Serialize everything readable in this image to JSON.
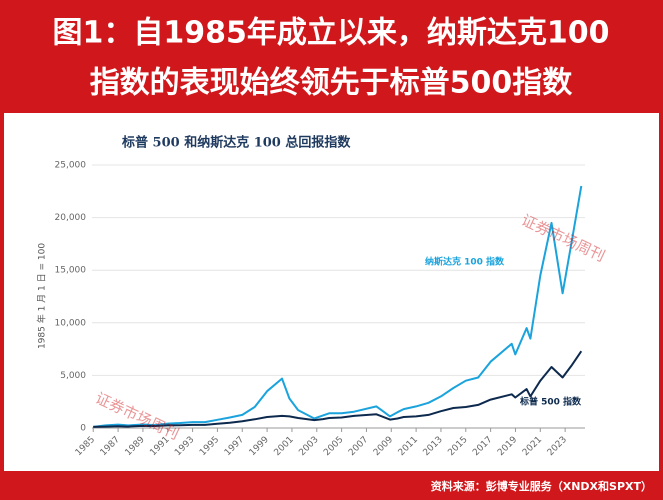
{
  "header": {
    "lines": [
      "图1：自1985年成立以来，纳斯达克100",
      "指数的表现始终领先于标普500指数"
    ]
  },
  "chart_data": {
    "type": "line",
    "title": "标普 500 和纳斯达克 100 总回报指数",
    "y_label": "1985 年 1 月 1 日 = 100",
    "x": [
      1985,
      1986,
      1987,
      1987.8,
      1988,
      1989,
      1990,
      1991,
      1992,
      1993,
      1994,
      1995,
      1996,
      1997,
      1998,
      1999,
      2000.2,
      2000.8,
      2001.5,
      2002.8,
      2003.5,
      2004,
      2005,
      2006,
      2007.8,
      2008.9,
      2009.5,
      2010,
      2011,
      2012,
      2013,
      2014,
      2015,
      2016,
      2017,
      2018.7,
      2018.99,
      2019.9,
      2020.2,
      2021,
      2021.9,
      2022.8,
      2023.5,
      2024.3
    ],
    "series": [
      {
        "name": "纳斯达克 100 指数",
        "color": "#1aa3dc",
        "values": [
          100,
          250,
          320,
          250,
          260,
          330,
          280,
          420,
          480,
          560,
          560,
          780,
          1000,
          1250,
          2000,
          3500,
          4700,
          2800,
          1700,
          900,
          1200,
          1400,
          1400,
          1550,
          2050,
          1100,
          1500,
          1800,
          2050,
          2400,
          3000,
          3800,
          4500,
          4800,
          6300,
          8000,
          7000,
          9500,
          8500,
          14500,
          19500,
          12800,
          17500,
          23000
        ]
      },
      {
        "name": "标普 500 指数",
        "color": "#0d2a4e",
        "values": [
          100,
          130,
          160,
          135,
          150,
          195,
          190,
          250,
          265,
          290,
          290,
          400,
          490,
          650,
          830,
          1050,
          1150,
          1100,
          950,
          750,
          850,
          950,
          1000,
          1150,
          1300,
          800,
          900,
          1050,
          1100,
          1250,
          1600,
          1900,
          2000,
          2200,
          2700,
          3200,
          2900,
          3700,
          3000,
          4500,
          5800,
          4800,
          5900,
          7300
        ]
      }
    ],
    "xlim": [
      1984.9,
      2024.6
    ],
    "xticks": [
      1985,
      1987,
      1989,
      1991,
      1993,
      1995,
      1997,
      1999,
      2001,
      2003,
      2005,
      2007,
      2009,
      2011,
      2013,
      2015,
      2017,
      2019,
      2021,
      2023
    ],
    "ylim": [
      0,
      25000
    ],
    "yticks": [
      0,
      {
        "value": 5000,
        "label": "5,000"
      },
      {
        "value": 10000,
        "label": "10,000"
      },
      {
        "value": 15000,
        "label": "15,000"
      },
      {
        "value": 20000,
        "label": "20,000"
      },
      {
        "value": 25000,
        "label": "25,000"
      }
    ],
    "grid": true,
    "watermark": "证券市场周刊"
  },
  "source": "资料来源：彭博专业服务（XNDX和SPXT）"
}
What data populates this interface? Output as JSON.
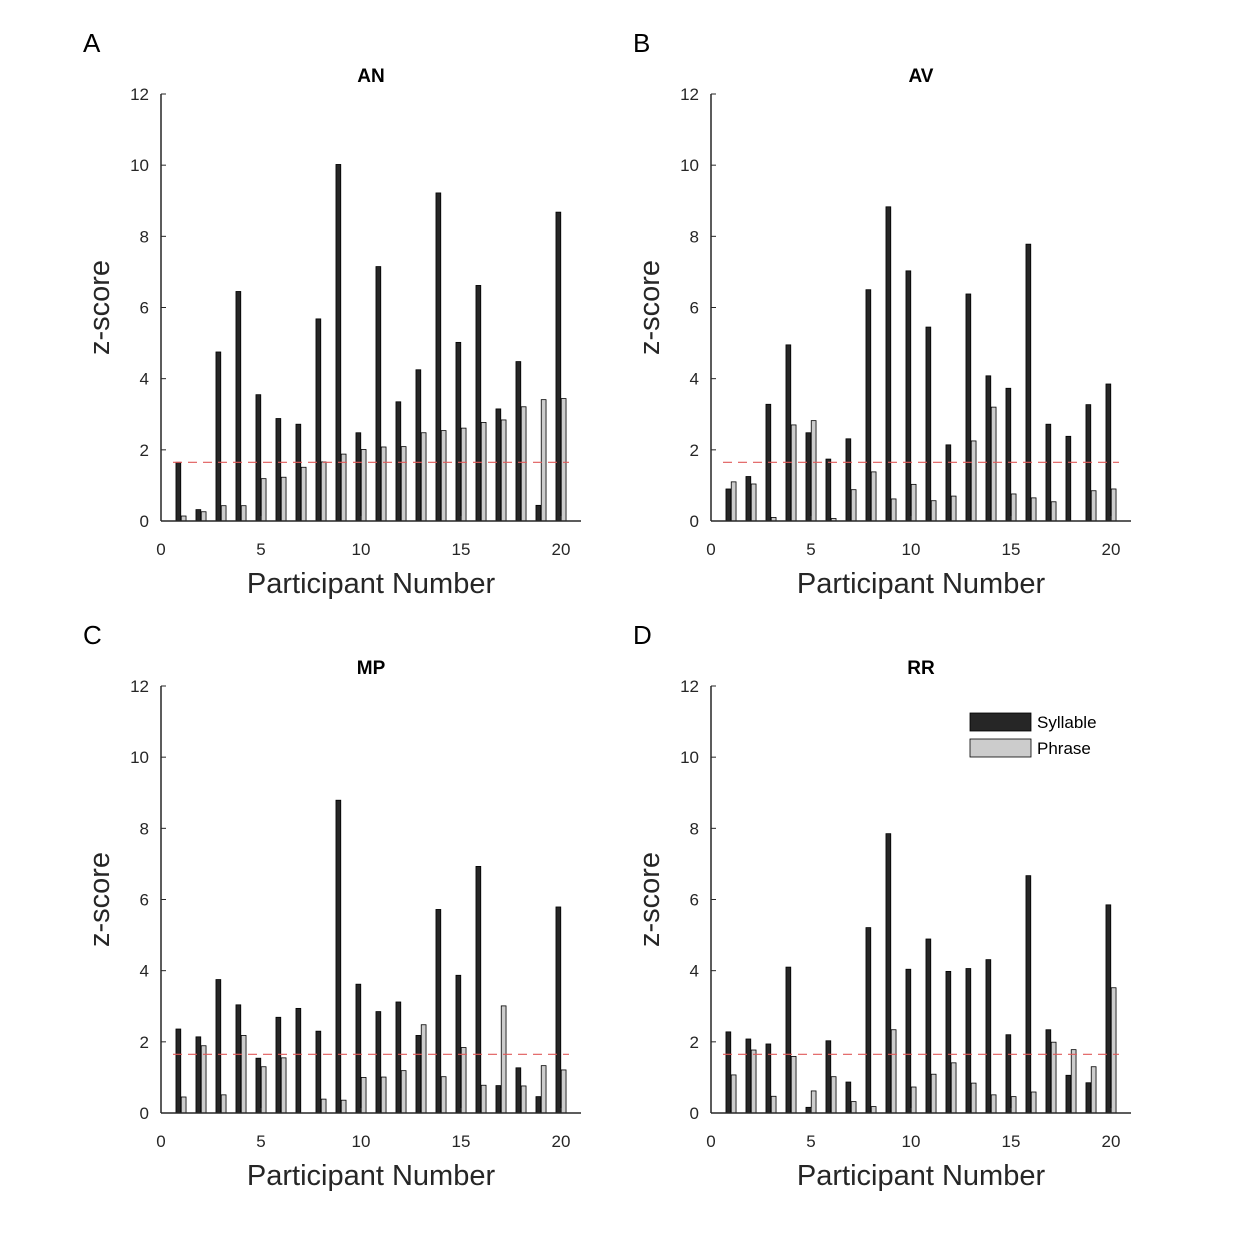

☆ ☆ ☆ ☆ ☆

Report the number of lines in the entries above that include the string "JSON". Give nothing but the number.

Response to this exercise: 2